Your task is to quote the material that follows, in full and exactly.

━━━ STORED ROWS ━━━

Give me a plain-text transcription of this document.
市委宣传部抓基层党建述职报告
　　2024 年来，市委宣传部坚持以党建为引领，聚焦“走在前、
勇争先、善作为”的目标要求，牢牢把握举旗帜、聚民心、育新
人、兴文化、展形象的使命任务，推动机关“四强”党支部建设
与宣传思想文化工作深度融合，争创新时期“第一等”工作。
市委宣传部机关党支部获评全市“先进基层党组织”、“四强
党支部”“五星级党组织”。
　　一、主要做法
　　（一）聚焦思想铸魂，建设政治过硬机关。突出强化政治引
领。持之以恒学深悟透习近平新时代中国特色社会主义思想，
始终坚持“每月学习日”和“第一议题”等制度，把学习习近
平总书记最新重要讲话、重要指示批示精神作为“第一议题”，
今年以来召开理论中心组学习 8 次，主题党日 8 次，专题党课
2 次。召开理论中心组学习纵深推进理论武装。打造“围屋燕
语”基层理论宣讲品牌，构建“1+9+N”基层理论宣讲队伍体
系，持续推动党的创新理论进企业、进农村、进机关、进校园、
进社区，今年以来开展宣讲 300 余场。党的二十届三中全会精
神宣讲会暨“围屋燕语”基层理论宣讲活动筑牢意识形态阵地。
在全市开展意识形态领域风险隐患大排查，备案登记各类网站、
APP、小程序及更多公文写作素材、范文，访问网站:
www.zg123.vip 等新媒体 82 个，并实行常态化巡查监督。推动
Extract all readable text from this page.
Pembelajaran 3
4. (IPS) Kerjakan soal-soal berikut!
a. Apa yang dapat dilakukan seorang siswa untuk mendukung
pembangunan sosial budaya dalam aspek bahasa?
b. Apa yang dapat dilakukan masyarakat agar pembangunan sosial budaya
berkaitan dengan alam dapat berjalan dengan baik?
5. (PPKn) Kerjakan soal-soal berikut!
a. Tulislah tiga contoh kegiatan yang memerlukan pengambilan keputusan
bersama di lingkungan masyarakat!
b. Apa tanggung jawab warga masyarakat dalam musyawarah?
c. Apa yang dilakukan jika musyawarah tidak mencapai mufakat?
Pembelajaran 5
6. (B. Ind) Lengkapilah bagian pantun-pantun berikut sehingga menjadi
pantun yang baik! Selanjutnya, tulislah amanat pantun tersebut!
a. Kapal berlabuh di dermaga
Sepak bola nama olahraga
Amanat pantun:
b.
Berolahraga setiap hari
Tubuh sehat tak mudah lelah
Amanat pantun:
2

━━━

→ **COMPLETED EXERCISE**:
Give me a plain-text transcription of this document.
市委宣传部抓基层党建述职报告
　　2024 年来，市委宣传部坚持以党建为引领，聚焦“走在前、
勇争先、善作为”的目标要求，牢牢把握举旗帜、聚民心、育新
人、兴文化、展形象的使命任务，推动机关“四强”党支部建设
与宣传思想文化工作深度融合，争创新时期“第一等”工作。
市委宣传部机关党支部获评全市“先进基层党组织”、“四强
党支部”“五星级党组织”。
　　一、主要做法
　　（一）聚焦思想铸魂，建设政治过硬机关。突出强化政治引
领。持之以恒学深悟透习近平新时代中国特色社会主义思想，
始终坚持“每月学习日”和“第一议题”等制度，把学习习近
平总书记最新重要讲话、重要指示批示精神作为“第一议题”，
今年以来召开理论中心组学习 8 次，主题党日 8 次，专题党课
2 次。召开理论中心组学习纵深推进理论武装。打造“围屋燕
语”基层理论宣讲品牌，构建“1+9+N”基层理论宣讲队伍体
系，持续推动党的创新理论进企业、进农村、进机关、进校园、
进社区，今年以来开展宣讲 300 余场。党的二十届三中全会精
神宣讲会暨“围屋燕语”基层理论宣讲活动筑牢意识形态阵地。
在全市开展意识形态领域风险隐患大排查，备案登记各类网站、
APP、小程序及更多公文写作素材、范文，访问网站:
www.zg123.vip 等新媒体 82 个，并实行常态化巡查监督。推动
Extract all readable text from this page.
Pembelajaran 3
4. (IPS) Kerjakan soal-soal berikut!
a. Apa yang dapat dilakukan seorang siswa untuk mendukung
pembangunan sosial budaya dalam aspek bahasa?
b. Apa yang dapat dilakukan masyarakat agar pembangunan sosial budaya
berkaitan dengan alam dapat berjalan dengan baik?
5. (PPKn) Kerjakan soal-soal berikut!
a. Tulislah tiga contoh kegiatan yang memerlukan pengambilan keputusan
bersama di lingkungan masyarakat!
b. Apa tanggung jawab warga masyarakat dalam musyawarah?
c. Apa yang dilakukan jika musyawarah tidak mencapai mufakat?
Pembelajaran 5
6. (B. Ind) Lengkapilah bagian pantun-pantun berikut sehingga menjadi
pantun yang baik! Selanjutnya, tulislah amanat pantun tersebut!
a. Kapal berlabuh di dermaga
Sepak bola nama olahraga
Amanat pantun:
b.
Berolahraga setiap hari
Tubuh sehat tak mudah lelah
Amanat pantun:
2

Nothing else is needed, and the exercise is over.